| Exercise requirements |
Lines that contain the string "Matthew" are to be copied; leave out all others.
===== Records for this task =====
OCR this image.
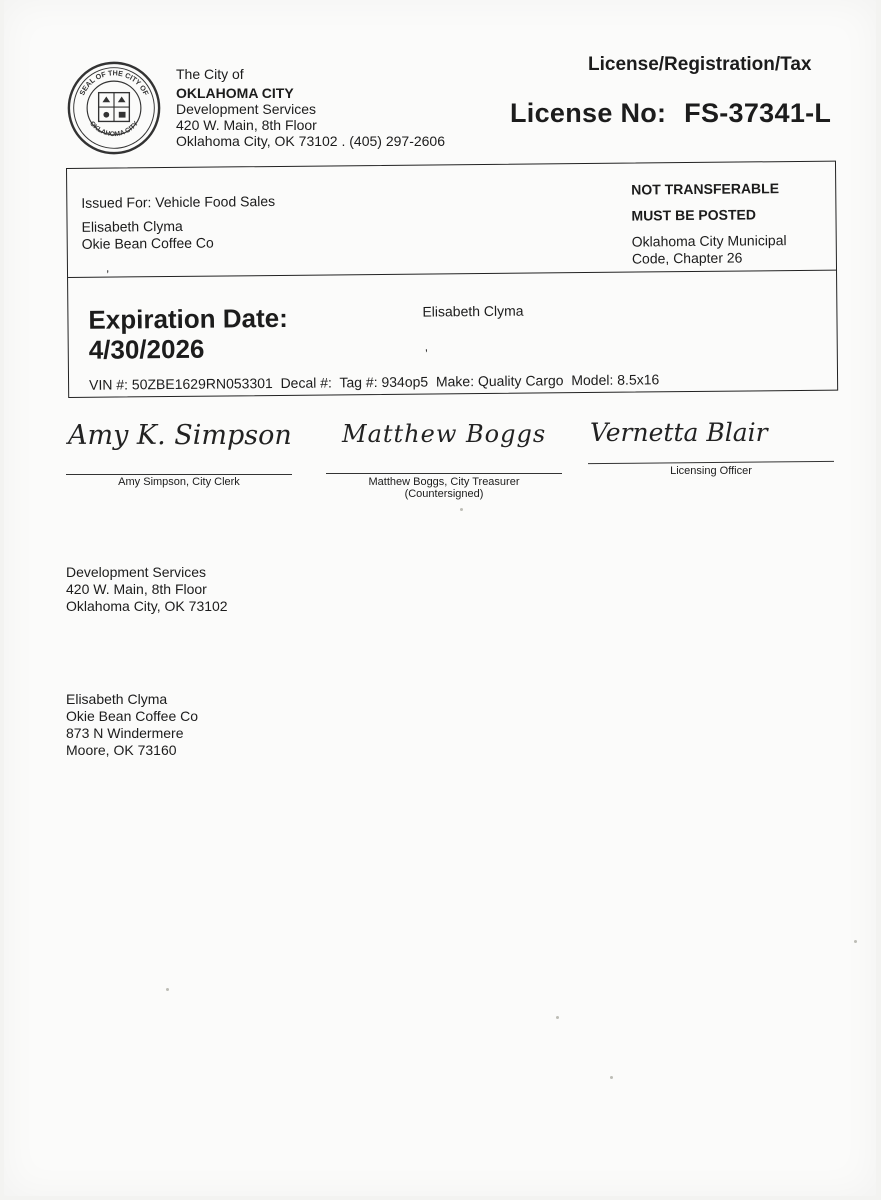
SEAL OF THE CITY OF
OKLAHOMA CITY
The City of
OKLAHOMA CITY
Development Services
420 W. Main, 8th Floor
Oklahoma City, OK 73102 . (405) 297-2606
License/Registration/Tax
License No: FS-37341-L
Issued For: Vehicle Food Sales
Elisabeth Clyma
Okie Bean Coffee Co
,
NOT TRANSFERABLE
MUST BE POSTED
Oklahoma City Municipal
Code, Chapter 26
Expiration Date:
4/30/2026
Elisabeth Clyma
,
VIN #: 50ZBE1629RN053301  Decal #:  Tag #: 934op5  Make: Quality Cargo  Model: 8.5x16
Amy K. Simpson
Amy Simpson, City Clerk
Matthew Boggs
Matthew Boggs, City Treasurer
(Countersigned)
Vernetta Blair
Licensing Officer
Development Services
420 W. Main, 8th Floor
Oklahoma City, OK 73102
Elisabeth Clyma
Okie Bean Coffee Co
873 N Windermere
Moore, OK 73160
=====
| Correct output |
Matthew Boggs
Matthew Boggs, City Treasurer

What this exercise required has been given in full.